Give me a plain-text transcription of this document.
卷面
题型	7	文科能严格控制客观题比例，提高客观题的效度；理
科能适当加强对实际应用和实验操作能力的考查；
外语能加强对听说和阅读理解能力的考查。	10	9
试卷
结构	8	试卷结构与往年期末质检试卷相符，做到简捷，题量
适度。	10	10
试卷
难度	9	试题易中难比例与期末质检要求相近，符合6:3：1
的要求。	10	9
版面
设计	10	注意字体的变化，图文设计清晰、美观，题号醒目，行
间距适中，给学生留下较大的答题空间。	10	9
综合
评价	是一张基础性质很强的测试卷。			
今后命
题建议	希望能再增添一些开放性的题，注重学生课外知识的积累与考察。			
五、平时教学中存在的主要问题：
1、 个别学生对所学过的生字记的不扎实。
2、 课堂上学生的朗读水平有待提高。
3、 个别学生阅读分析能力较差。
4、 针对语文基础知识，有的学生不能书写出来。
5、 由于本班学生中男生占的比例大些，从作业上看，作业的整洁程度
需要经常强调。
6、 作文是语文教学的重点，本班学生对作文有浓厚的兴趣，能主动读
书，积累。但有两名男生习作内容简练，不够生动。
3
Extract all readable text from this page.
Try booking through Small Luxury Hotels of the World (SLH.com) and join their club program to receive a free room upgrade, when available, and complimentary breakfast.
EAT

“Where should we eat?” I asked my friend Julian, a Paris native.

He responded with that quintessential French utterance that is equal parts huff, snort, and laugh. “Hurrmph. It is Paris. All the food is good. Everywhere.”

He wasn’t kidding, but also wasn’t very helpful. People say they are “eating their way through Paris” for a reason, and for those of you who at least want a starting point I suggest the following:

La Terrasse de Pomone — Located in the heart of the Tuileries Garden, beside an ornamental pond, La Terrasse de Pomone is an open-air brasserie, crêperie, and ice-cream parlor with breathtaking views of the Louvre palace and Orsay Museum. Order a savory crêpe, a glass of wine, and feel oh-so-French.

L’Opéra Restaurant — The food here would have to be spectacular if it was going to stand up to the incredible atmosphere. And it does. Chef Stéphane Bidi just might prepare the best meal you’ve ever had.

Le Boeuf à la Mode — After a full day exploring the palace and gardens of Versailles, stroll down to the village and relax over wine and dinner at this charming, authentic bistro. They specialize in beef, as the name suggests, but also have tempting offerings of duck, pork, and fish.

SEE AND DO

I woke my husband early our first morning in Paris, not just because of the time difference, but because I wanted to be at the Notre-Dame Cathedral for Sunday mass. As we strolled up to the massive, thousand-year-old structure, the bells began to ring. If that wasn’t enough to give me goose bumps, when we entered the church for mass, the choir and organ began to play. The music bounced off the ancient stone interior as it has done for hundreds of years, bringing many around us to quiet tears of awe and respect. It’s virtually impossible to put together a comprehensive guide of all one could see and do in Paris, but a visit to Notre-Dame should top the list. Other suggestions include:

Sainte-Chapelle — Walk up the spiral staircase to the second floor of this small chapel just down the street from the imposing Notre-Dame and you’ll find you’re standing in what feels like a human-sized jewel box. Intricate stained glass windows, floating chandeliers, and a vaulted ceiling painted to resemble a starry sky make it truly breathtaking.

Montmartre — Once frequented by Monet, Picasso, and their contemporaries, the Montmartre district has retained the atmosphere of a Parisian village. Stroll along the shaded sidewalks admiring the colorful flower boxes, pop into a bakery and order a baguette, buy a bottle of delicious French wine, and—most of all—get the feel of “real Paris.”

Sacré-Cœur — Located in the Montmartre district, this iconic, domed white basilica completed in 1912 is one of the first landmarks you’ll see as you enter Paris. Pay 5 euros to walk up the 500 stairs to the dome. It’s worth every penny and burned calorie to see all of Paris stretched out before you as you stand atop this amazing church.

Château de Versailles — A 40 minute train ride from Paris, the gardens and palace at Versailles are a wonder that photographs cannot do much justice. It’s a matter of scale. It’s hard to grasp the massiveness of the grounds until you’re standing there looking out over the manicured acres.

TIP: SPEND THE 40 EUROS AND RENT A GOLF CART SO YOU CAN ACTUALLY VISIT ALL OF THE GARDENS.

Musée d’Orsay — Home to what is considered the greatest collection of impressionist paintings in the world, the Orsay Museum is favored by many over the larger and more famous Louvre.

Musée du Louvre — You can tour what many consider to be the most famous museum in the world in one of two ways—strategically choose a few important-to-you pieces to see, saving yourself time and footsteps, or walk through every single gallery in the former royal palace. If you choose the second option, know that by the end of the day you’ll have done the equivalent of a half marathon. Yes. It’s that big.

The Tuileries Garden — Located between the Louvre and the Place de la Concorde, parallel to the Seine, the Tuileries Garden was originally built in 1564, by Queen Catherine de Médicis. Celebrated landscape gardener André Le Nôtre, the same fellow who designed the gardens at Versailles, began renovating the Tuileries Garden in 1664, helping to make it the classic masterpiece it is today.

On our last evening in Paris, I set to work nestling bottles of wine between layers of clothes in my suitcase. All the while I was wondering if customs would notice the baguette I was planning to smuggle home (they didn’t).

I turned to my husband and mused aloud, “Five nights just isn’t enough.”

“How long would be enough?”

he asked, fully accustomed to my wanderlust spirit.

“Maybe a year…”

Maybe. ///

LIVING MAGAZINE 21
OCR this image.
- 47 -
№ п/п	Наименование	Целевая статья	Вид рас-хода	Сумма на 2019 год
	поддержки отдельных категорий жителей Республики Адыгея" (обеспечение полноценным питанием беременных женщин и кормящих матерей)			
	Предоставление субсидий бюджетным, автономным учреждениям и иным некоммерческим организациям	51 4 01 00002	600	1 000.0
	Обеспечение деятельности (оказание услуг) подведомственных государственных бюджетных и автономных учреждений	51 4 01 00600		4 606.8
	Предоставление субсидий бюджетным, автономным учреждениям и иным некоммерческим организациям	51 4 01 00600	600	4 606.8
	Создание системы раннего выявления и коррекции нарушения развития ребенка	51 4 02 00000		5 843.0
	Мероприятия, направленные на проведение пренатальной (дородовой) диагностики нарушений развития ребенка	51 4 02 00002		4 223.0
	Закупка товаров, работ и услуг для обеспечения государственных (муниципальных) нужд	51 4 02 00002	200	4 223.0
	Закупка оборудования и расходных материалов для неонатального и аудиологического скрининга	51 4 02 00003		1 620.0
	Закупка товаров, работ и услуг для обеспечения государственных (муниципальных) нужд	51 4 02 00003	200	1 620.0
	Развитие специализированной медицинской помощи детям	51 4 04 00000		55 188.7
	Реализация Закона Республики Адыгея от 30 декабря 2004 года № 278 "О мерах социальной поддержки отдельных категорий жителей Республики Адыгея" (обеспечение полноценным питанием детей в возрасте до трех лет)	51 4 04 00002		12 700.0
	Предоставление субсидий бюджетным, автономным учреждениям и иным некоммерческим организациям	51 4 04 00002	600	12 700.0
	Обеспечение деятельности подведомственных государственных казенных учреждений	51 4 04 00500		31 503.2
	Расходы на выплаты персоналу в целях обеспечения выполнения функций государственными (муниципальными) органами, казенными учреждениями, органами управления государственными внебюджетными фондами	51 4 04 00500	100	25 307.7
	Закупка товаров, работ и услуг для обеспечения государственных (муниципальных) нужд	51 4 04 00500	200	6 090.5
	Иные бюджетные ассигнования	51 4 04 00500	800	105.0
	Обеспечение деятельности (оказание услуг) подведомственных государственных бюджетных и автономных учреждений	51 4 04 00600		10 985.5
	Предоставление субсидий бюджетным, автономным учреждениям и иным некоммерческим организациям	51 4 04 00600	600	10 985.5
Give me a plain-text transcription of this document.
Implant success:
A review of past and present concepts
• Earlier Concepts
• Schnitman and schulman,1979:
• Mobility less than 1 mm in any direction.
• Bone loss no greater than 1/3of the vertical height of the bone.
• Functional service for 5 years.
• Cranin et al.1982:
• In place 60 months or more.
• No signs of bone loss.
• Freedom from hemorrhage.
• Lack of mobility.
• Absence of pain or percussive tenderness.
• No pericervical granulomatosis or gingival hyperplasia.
+-------+
▶ [TASK REQUIREMENTS]
In how many lines does the word "бюджетных" appear? Respond with the number alone.

▶ [THE RESPONSE]
2